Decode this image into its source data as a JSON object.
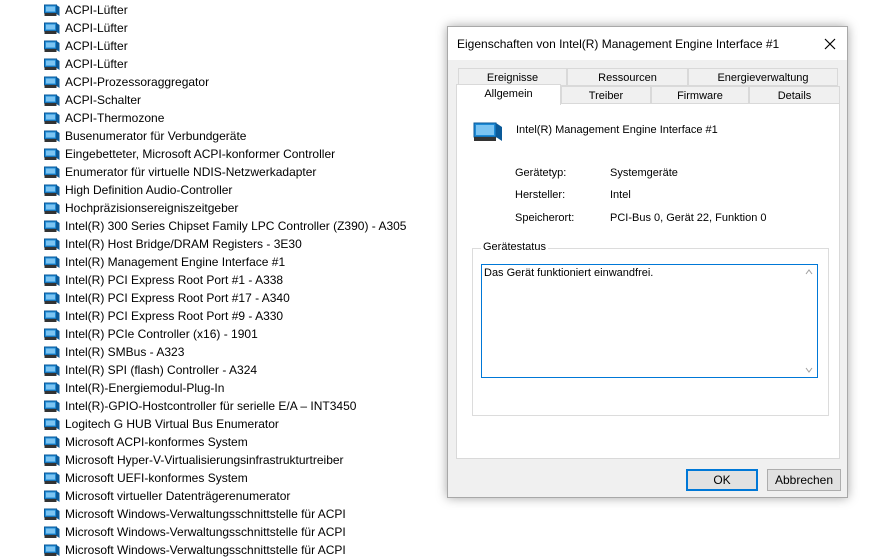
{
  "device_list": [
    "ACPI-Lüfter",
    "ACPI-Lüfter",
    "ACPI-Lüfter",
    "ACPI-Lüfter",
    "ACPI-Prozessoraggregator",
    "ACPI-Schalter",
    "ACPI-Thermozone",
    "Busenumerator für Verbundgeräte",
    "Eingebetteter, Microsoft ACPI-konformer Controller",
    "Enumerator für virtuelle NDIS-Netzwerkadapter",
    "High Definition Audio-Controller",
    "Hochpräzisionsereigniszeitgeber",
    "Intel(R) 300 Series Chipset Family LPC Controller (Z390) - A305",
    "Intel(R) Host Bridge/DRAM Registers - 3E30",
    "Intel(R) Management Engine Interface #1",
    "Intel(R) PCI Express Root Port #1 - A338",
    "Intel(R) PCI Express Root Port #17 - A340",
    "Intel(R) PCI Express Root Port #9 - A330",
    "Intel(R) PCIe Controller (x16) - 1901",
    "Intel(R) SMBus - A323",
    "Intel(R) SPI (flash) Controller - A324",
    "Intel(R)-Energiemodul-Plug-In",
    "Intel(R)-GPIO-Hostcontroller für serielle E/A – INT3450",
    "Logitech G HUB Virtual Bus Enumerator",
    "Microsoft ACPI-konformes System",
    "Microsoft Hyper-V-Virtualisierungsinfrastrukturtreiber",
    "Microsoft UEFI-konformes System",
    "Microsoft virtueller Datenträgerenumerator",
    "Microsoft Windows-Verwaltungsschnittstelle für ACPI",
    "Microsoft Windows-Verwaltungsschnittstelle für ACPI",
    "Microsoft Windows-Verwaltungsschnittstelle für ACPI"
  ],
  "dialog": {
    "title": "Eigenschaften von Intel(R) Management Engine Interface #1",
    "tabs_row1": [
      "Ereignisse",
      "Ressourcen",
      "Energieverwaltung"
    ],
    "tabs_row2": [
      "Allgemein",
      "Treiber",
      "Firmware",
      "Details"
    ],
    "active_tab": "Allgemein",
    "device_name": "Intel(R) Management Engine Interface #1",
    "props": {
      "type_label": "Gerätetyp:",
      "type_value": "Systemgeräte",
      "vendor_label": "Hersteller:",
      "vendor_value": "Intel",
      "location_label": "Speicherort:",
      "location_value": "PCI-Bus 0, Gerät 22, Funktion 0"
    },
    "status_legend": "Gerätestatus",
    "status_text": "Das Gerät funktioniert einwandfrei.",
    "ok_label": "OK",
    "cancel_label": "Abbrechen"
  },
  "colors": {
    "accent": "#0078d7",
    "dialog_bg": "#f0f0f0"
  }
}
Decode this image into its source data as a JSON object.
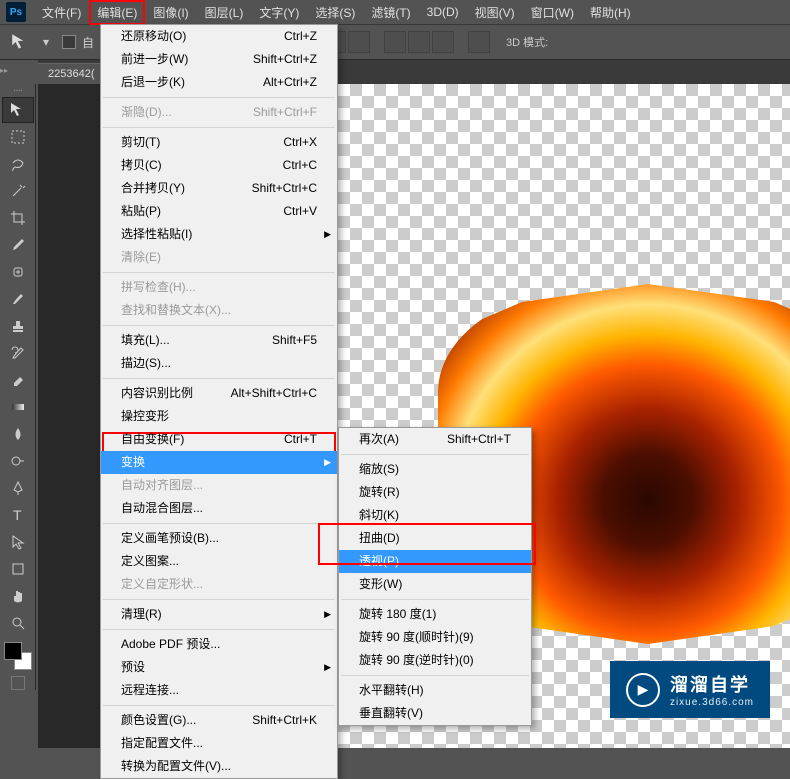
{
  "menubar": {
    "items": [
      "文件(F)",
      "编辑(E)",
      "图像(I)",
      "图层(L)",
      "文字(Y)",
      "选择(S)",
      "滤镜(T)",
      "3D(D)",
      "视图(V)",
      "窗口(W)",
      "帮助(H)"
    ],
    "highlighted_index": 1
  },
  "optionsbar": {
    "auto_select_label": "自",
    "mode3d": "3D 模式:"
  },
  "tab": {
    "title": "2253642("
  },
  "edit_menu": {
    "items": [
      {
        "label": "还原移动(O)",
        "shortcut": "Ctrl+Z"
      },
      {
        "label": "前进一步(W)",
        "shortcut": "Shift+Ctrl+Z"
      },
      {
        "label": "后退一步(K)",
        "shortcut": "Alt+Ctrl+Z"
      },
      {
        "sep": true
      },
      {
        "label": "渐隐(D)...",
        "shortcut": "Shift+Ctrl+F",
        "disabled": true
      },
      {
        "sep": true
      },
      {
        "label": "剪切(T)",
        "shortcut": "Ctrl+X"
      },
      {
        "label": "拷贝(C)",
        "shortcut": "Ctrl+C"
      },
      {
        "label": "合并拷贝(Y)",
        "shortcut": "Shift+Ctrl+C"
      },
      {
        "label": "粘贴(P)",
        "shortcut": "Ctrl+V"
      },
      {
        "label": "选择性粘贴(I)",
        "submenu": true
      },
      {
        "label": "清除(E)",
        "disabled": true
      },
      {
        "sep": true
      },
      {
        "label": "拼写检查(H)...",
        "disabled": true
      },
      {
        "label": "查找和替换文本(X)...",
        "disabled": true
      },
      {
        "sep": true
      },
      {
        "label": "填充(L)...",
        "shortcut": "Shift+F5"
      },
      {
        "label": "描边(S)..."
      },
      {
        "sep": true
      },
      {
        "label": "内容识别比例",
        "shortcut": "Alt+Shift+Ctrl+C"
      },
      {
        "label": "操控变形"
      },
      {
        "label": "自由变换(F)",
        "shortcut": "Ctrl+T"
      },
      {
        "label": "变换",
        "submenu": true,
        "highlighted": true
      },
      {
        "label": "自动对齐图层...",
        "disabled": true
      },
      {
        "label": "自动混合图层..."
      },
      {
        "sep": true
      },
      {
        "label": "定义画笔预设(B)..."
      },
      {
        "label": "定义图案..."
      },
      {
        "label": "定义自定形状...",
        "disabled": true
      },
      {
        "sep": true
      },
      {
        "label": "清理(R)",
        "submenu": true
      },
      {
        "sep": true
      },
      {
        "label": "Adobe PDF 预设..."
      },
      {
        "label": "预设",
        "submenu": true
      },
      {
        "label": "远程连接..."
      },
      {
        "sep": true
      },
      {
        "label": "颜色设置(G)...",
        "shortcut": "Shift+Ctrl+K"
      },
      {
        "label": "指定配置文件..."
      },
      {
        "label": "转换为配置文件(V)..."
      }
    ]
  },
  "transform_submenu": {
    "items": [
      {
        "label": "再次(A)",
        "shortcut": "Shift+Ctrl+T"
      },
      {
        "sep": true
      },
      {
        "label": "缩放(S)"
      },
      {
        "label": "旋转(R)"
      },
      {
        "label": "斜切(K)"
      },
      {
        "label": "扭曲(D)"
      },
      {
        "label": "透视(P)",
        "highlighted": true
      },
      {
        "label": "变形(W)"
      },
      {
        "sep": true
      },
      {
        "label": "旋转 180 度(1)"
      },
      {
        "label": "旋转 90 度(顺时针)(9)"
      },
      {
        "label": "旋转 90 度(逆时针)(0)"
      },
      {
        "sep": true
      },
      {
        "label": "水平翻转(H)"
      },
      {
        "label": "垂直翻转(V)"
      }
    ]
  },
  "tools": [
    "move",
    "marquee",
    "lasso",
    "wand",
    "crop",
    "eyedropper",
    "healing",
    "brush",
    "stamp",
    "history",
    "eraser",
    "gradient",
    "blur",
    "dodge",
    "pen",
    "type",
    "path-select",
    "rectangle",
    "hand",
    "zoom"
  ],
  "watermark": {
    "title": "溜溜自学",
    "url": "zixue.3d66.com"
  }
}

*-*-*

Stated task: Write out every record above exactly as it stands, but leave out the pictures.

Solution to the problem:
Decode this image into its source data as a JSON object.
{
  "device_list": [
    "ACPI-Lüfter",
    "ACPI-Lüfter",
    "ACPI-Lüfter",
    "ACPI-Lüfter",
    "ACPI-Prozessoraggregator",
    "ACPI-Schalter",
    "ACPI-Thermozone",
    "Busenumerator für Verbundgeräte",
    "Eingebetteter, Microsoft ACPI-konformer Controller",
    "Enumerator für virtuelle NDIS-Netzwerkadapter",
    "High Definition Audio-Controller",
    "Hochpräzisionsereigniszeitgeber",
    "Intel(R) 300 Series Chipset Family LPC Controller (Z390) - A305",
    "Intel(R) Host Bridge/DRAM Registers - 3E30",
    "Intel(R) Management Engine Interface #1",
    "Intel(R) PCI Express Root Port #1 - A338",
    "Intel(R) PCI Express Root Port #17 - A340",
    "Intel(R) PCI Express Root Port #9 - A330",
    "Intel(R) PCIe Controller (x16) - 1901",
    "Intel(R) SMBus - A323",
    "Intel(R) SPI (flash) Controller - A324",
    "Intel(R)-Energiemodul-Plug-In",
    "Intel(R)-GPIO-Hostcontroller für serielle E/A – INT3450",
    "Logitech G HUB Virtual Bus Enumerator",
    "Microsoft ACPI-konformes System",
    "Microsoft Hyper-V-Virtualisierungsinfrastrukturtreiber",
    "Microsoft UEFI-konformes System",
    "Microsoft virtueller Datenträgerenumerator",
    "Microsoft Windows-Verwaltungsschnittstelle für ACPI",
    "Microsoft Windows-Verwaltungsschnittstelle für ACPI",
    "Microsoft Windows-Verwaltungsschnittstelle für ACPI"
  ],
  "dialog": {
    "title": "Eigenschaften von Intel(R) Management Engine Interface #1",
    "tabs_row1": [
      "Ereignisse",
      "Ressourcen",
      "Energieverwaltung"
    ],
    "tabs_row2": [
      "Allgemein",
      "Treiber",
      "Firmware",
      "Details"
    ],
    "active_tab": "Allgemein",
    "device_name": "Intel(R) Management Engine Interface #1",
    "props": {
      "type_label": "Gerätetyp:",
      "type_value": "Systemgeräte",
      "vendor_label": "Hersteller:",
      "vendor_value": "Intel",
      "location_label": "Speicherort:",
      "location_value": "PCI-Bus 0, Gerät 22, Funktion 0"
    },
    "status_legend": "Gerätestatus",
    "status_text": "Das Gerät funktioniert einwandfrei.",
    "ok_label": "OK",
    "cancel_label": "Abbrechen"
  },
  "colors": {
    "accent": "#0078d7",
    "dialog_bg": "#f0f0f0"
  }
}
Decode this image into its source data as a JSON object.
{
  "menubar": {
    "items": [
      "文件(F)",
      "编辑(E)",
      "图像(I)",
      "图层(L)",
      "文字(Y)",
      "选择(S)",
      "滤镜(T)",
      "3D(D)",
      "视图(V)",
      "窗口(W)",
      "帮助(H)"
    ],
    "highlighted_index": 1
  },
  "optionsbar": {
    "auto_select_label": "自",
    "mode3d": "3D 模式:"
  },
  "tab": {
    "title": "2253642("
  },
  "edit_menu": {
    "items": [
      {
        "label": "还原移动(O)",
        "shortcut": "Ctrl+Z"
      },
      {
        "label": "前进一步(W)",
        "shortcut": "Shift+Ctrl+Z"
      },
      {
        "label": "后退一步(K)",
        "shortcut": "Alt+Ctrl+Z"
      },
      {
        "sep": true
      },
      {
        "label": "渐隐(D)...",
        "shortcut": "Shift+Ctrl+F",
        "disabled": true
      },
      {
        "sep": true
      },
      {
        "label": "剪切(T)",
        "shortcut": "Ctrl+X"
      },
      {
        "label": "拷贝(C)",
        "shortcut": "Ctrl+C"
      },
      {
        "label": "合并拷贝(Y)",
        "shortcut": "Shift+Ctrl+C"
      },
      {
        "label": "粘贴(P)",
        "shortcut": "Ctrl+V"
      },
      {
        "label": "选择性粘贴(I)",
        "submenu": true
      },
      {
        "label": "清除(E)",
        "disabled": true
      },
      {
        "sep": true
      },
      {
        "label": "拼写检查(H)...",
        "disabled": true
      },
      {
        "label": "查找和替换文本(X)...",
        "disabled": true
      },
      {
        "sep": true
      },
      {
        "label": "填充(L)...",
        "shortcut": "Shift+F5"
      },
      {
        "label": "描边(S)..."
      },
      {
        "sep": true
      },
      {
        "label": "内容识别比例",
        "shortcut": "Alt+Shift+Ctrl+C"
      },
      {
        "label": "操控变形"
      },
      {
        "label": "自由变换(F)",
        "shortcut": "Ctrl+T"
      },
      {
        "label": "变换",
        "submenu": true,
        "highlighted": true
      },
      {
        "label": "自动对齐图层...",
        "disabled": true
      },
      {
        "label": "自动混合图层..."
      },
      {
        "sep": true
      },
      {
        "label": "定义画笔预设(B)..."
      },
      {
        "label": "定义图案..."
      },
      {
        "label": "定义自定形状...",
        "disabled": true
      },
      {
        "sep": true
      },
      {
        "label": "清理(R)",
        "submenu": true
      },
      {
        "sep": true
      },
      {
        "label": "Adobe PDF 预设..."
      },
      {
        "label": "预设",
        "submenu": true
      },
      {
        "label": "远程连接..."
      },
      {
        "sep": true
      },
      {
        "label": "颜色设置(G)...",
        "shortcut": "Shift+Ctrl+K"
      },
      {
        "label": "指定配置文件..."
      },
      {
        "label": "转换为配置文件(V)..."
      }
    ]
  },
  "transform_submenu": {
    "items": [
      {
        "label": "再次(A)",
        "shortcut": "Shift+Ctrl+T"
      },
      {
        "sep": true
      },
      {
        "label": "缩放(S)"
      },
      {
        "label": "旋转(R)"
      },
      {
        "label": "斜切(K)"
      },
      {
        "label": "扭曲(D)"
      },
      {
        "label": "透视(P)",
        "highlighted": true
      },
      {
        "label": "变形(W)"
      },
      {
        "sep": true
      },
      {
        "label": "旋转 180 度(1)"
      },
      {
        "label": "旋转 90 度(顺时针)(9)"
      },
      {
        "label": "旋转 90 度(逆时针)(0)"
      },
      {
        "sep": true
      },
      {
        "label": "水平翻转(H)"
      },
      {
        "label": "垂直翻转(V)"
      }
    ]
  },
  "tools": [
    "move",
    "marquee",
    "lasso",
    "wand",
    "crop",
    "eyedropper",
    "healing",
    "brush",
    "stamp",
    "history",
    "eraser",
    "gradient",
    "blur",
    "dodge",
    "pen",
    "type",
    "path-select",
    "rectangle",
    "hand",
    "zoom"
  ],
  "watermark": {
    "title": "溜溜自学",
    "url": "zixue.3d66.com"
  }
}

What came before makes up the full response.